Show each line that has the string "Winterthur" in it.

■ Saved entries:
"""

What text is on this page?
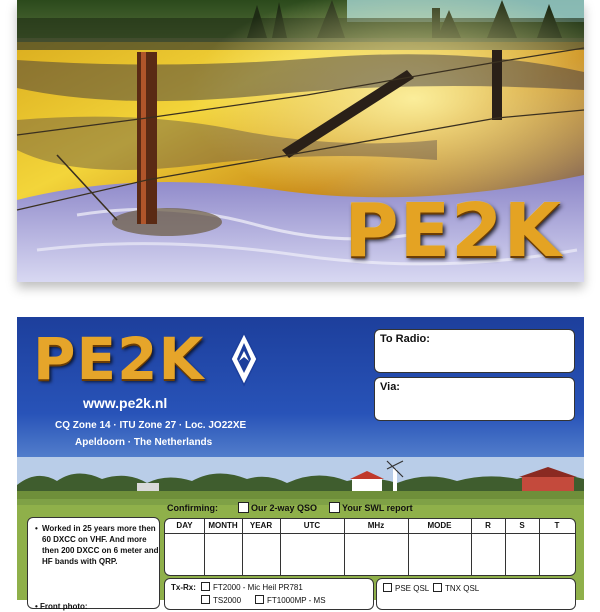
PE2K
PE2K
www.pe2k.nl
CQ Zone 14 · ITU Zone 27 · Loc. JO22XE
Apeldoorn · The Netherlands
To Radio:
Via:
Confirming:	Our 2-way QSO	Your SWL report
• Worked in 25 years more then 60 DXCC on VHF. And more then 200 DXCC on 6 meter and HF bands with QRP.
• Front photo:
DAY	MONTH	YEAR	UTC	MHz	MODE	R	S	T
Tx-Rx:	FT2000 - Mic Heil PR781
TS2000	FT1000MP - MS
PSE QSL	TNX QSL
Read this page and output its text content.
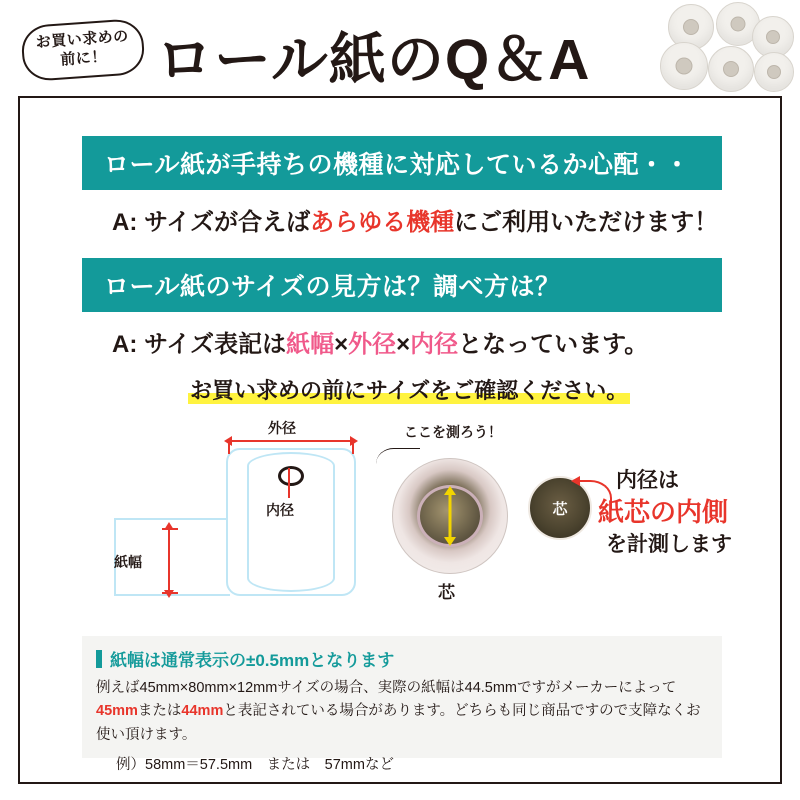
お買い求めの
前に！ ロール紙のQ＆A
ロール紙が手持ちの機種に対応しているか心配・・
A: サイズが合えばあらゆる機種にご利用いただけます！
ロール紙のサイズの見方は？調べ方は？
A: サイズ表記は紙幅×外径×内径となっています。
お買い求めの前にサイズをご確認ください。
外径
内径
紙幅
ここを測ろう！
芯
芯
内径は
紙芯の内側
を計測します
紙幅は通常表示の±0.5mmとなります
例えば45mm×80mm×12mmサイズの場合、実際の紙幅は44.5mmですがメーカーによって45mmまたは44mmと表記されている場合があります。どちらも同じ商品ですので支障なくお使い頂けます。
例）58mm＝57.5mm　または　57mmなど
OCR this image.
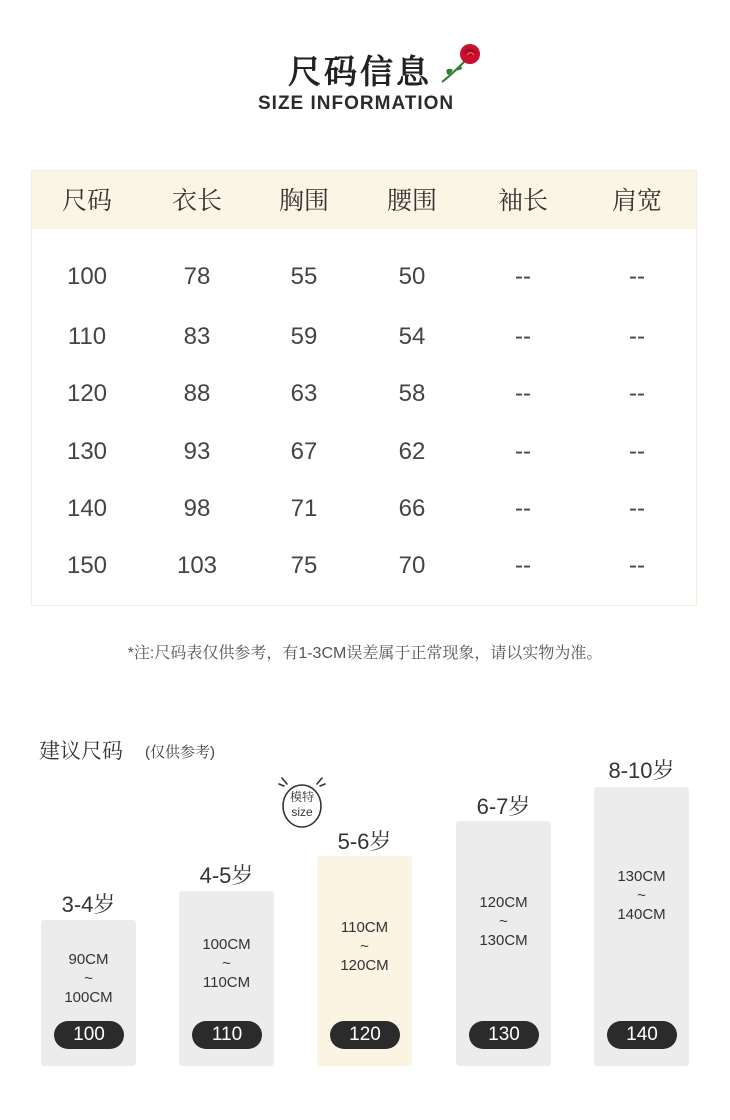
尺码信息
SIZE INFORMATION
尺码	衣长	胸围	腰围	袖长	肩宽
100	78	55	50	--	--
110	83	59	54	--	--
120	88	63	58	--	--
130	93	67	62	--	--
140	98	71	66	--	--
150	103	75	70	--	--
*注:尺码表仅供参考，有1-3CM误差属于正常现象，请以实物为准。
建议尺码 (仅供参考)
模特
size
3-4岁
90CM
~
100CM
100
4-5岁
100CM
~
110CM
110
5-6岁
110CM
~
120CM
120
6-7岁
120CM
~
130CM
130
8-10岁
130CM
~
140CM
140
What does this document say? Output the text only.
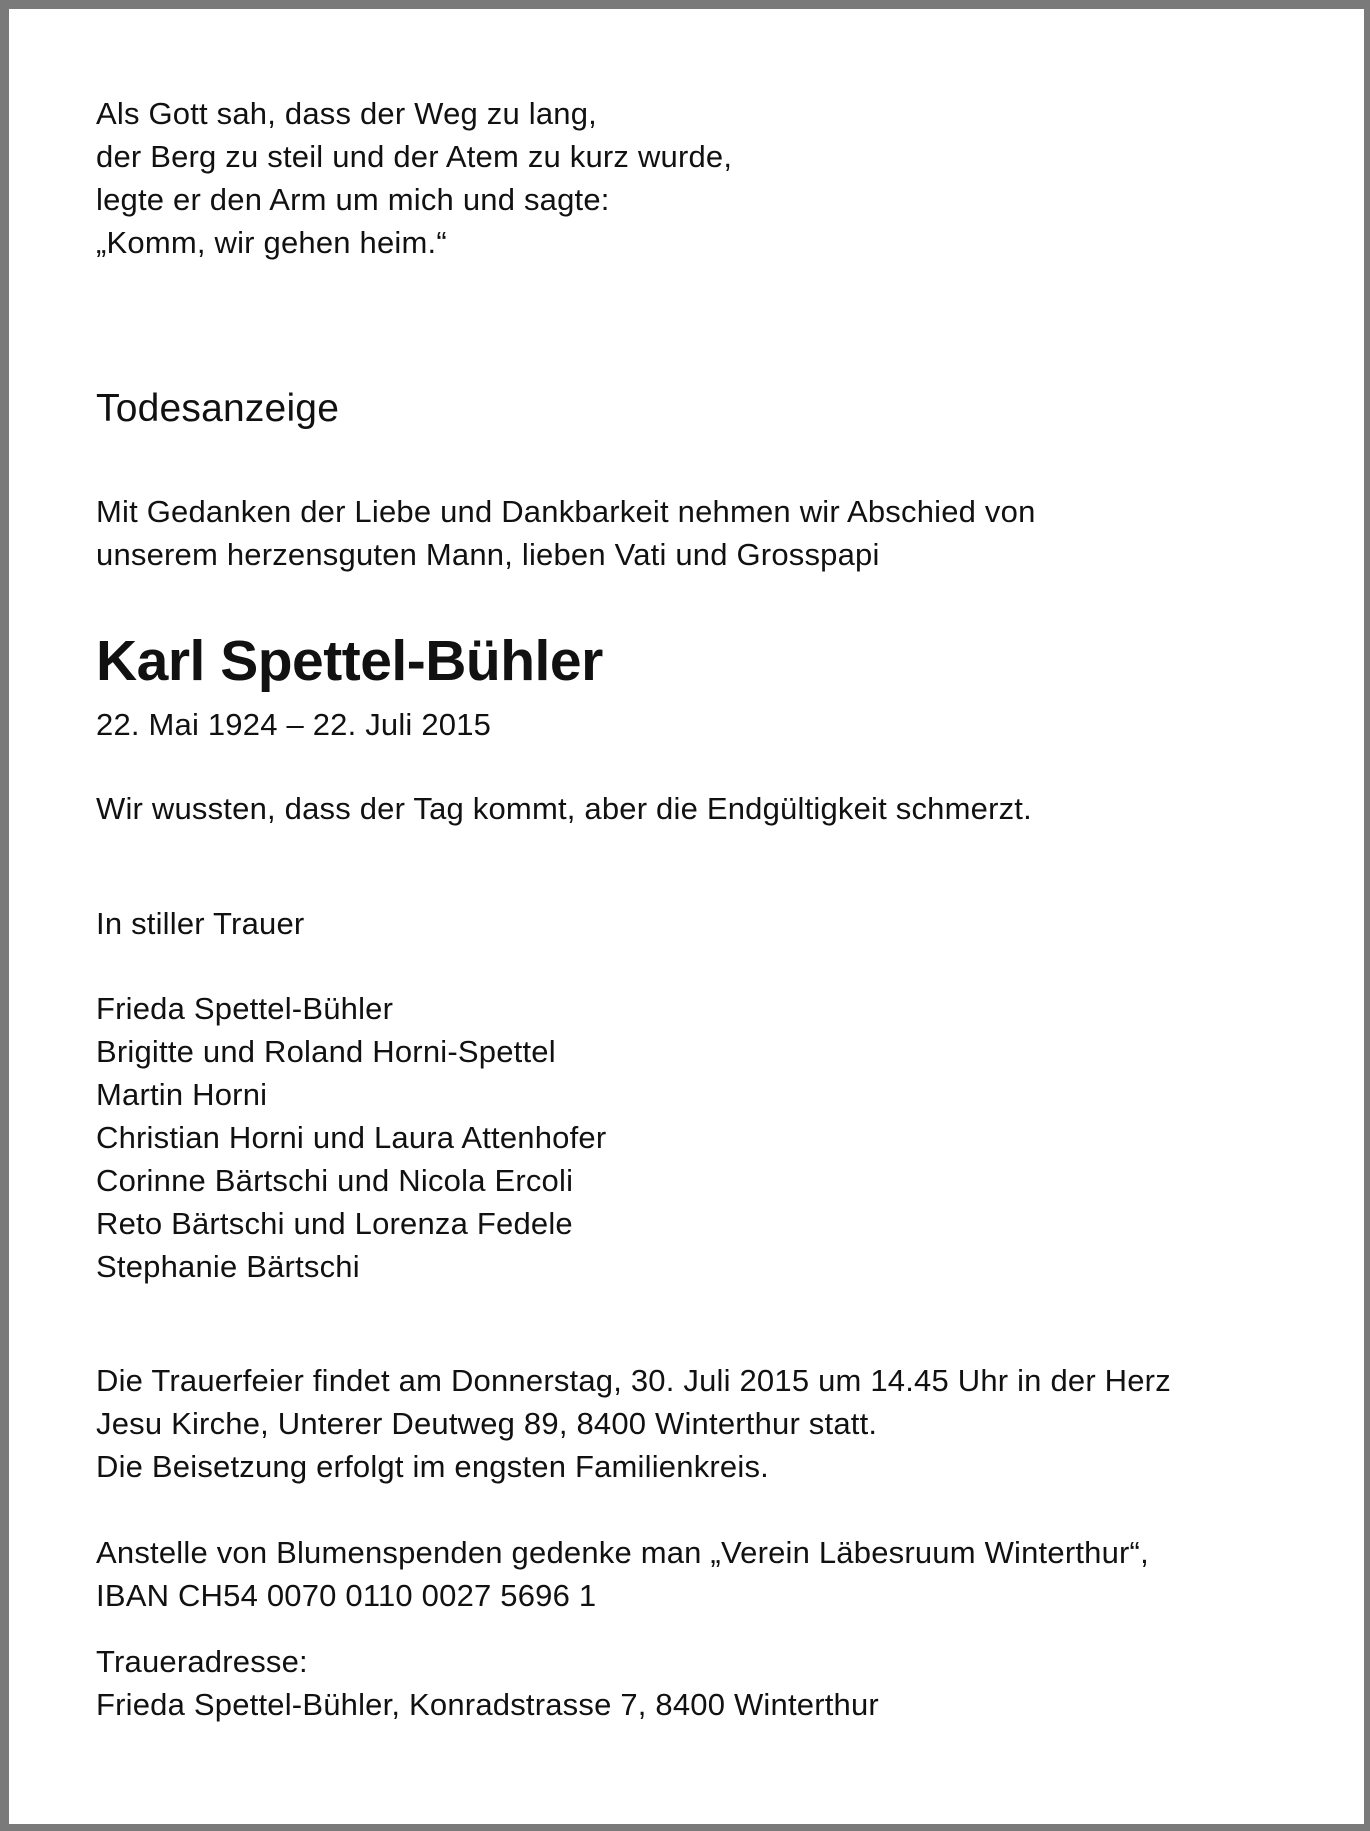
Als Gott sah, dass der Weg zu lang,
der Berg zu steil und der Atem zu kurz wurde,
legte er den Arm um mich und sagte:
„Komm, wir gehen heim.“
Todesanzeige
Mit Gedanken der Liebe und Dankbarkeit nehmen wir Abschied von
unserem herzensguten Mann, lieben Vati und Grosspapi
Karl Spettel-Bühler
22. Mai 1924 – 22. Juli 2015
Wir wussten, dass der Tag kommt, aber die Endgültigkeit schmerzt.
In stiller Trauer
Frieda Spettel-Bühler
Brigitte und Roland Horni-Spettel
Martin Horni
Christian Horni und Laura Attenhofer
Corinne Bärtschi und Nicola Ercoli
Reto Bärtschi und Lorenza Fedele
Stephanie Bärtschi
Die Trauerfeier findet am Donnerstag, 30. Juli 2015 um 14.45 Uhr in der Herz
Jesu Kirche, Unterer Deutweg 89, 8400 Winterthur statt.
Die Beisetzung erfolgt im engsten Familienkreis.
Anstelle von Blumenspenden gedenke man „Verein Läbesruum Winterthur“,
IBAN CH54 0070 0110 0027 5696 1
Traueradresse:
Frieda Spettel-Bühler, Konradstrasse 7, 8400 Winterthur
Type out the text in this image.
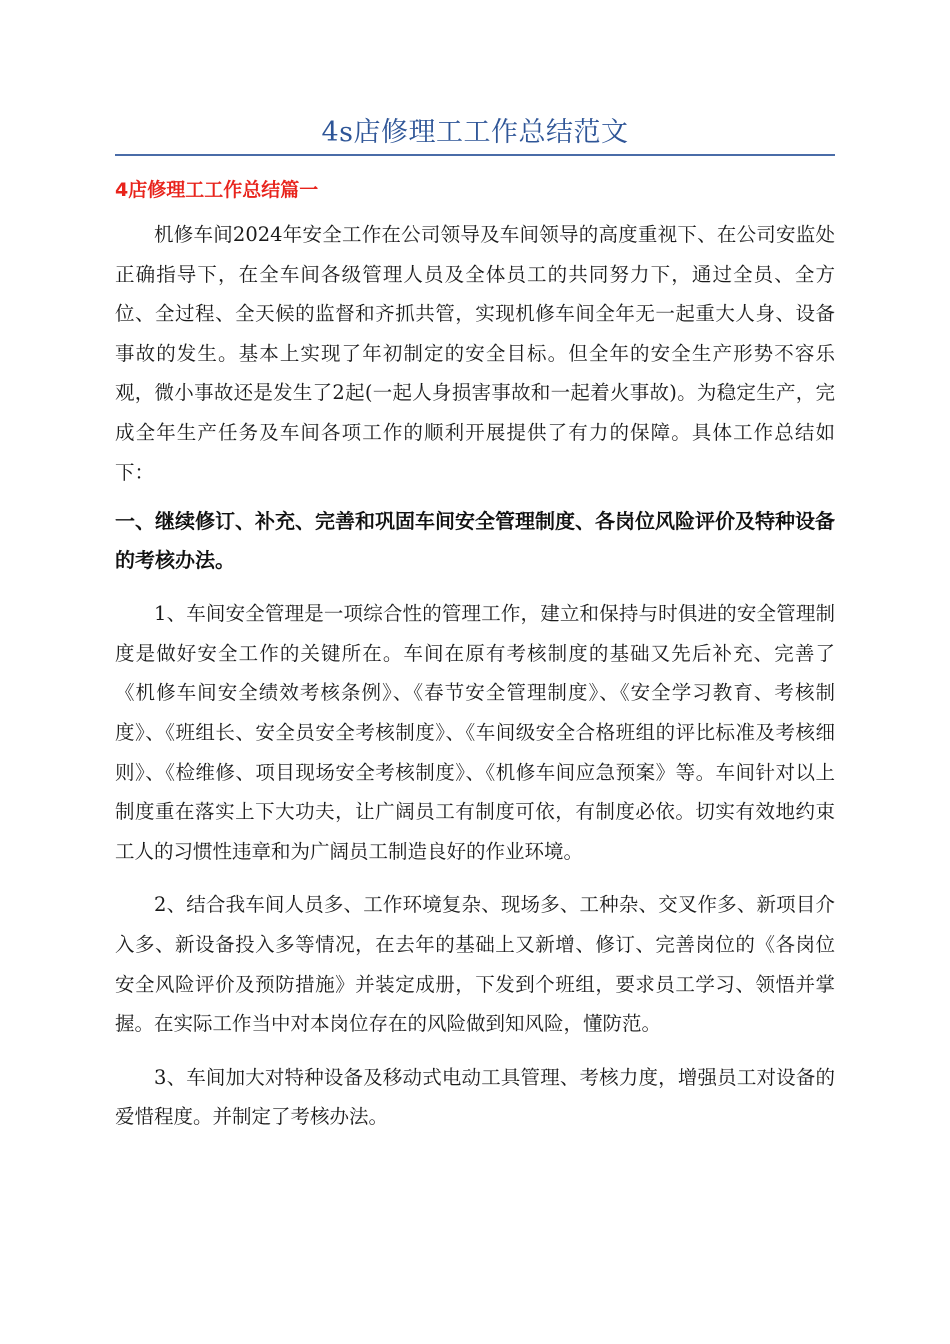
4s店修理工工作总结范文
4店修理工工作总结篇一

机修车间2024年安全工作在公司领导及车间领导的高度重视下、在公司安监处正确指导下，在全车间各级管理人员及全体员工的共同努力下，通过全员、全方位、全过程、全天候的监督和齐抓共管，实现机修车间全年无一起重大人身、设备事故的发生。基本上实现了年初制定的安全目标。但全年的安全生产形势不容乐观，微小事故还是发生了2起(一起人身损害事故和一起着火事故)。为稳定生产，完成全年生产任务及车间各项工作的顺利开展提供了有力的保障。具体工作总结如下：

一、继续修订、补充、完善和巩固车间安全管理制度、各岗位风险评价及特种设备的考核办法。

1、车间安全管理是一项综合性的管理工作，建立和保持与时俱进的安全管理制度是做好安全工作的关键所在。车间在原有考核制度的基础又先后补充、完善了《机修车间安全绩效考核条例》、《春节安全管理制度》、《安全学习教育、考核制度》、《班组长、安全员安全考核制度》、《车间级安全合格班组的评比标准及考核细则》、《检维修、项目现场安全考核制度》、《机修车间应急预案》等。车间针对以上制度重在落实上下大功夫，让广阔员工有制度可依，有制度必依。切实有效地约束工人的习惯性违章和为广阔员工制造良好的作业环境。

2、结合我车间人员多、工作环境复杂、现场多、工种杂、交叉作多、新项目介入多、新设备投入多等情况，在去年的基础上又新增、修订、完善岗位的《各岗位安全风险评价及预防措施》并装定成册，下发到个班组，要求员工学习、领悟并掌握。在实际工作当中对本岗位存在的风险做到知风险，懂防范。

3、车间加大对特种设备及移动式电动工具管理、考核力度，增强员工对设备的爱惜程度。并制定了考核办法。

"""

■ FINAL ANSWER:
Jesu Kirche, Unterer Deutweg 89, 8400 Winterthur statt.
Anstelle von Blumenspenden gedenke man „Verein Läbesruum Winterthur“,
Frieda Spettel-Bühler, Konradstrasse 7, 8400 Winterthur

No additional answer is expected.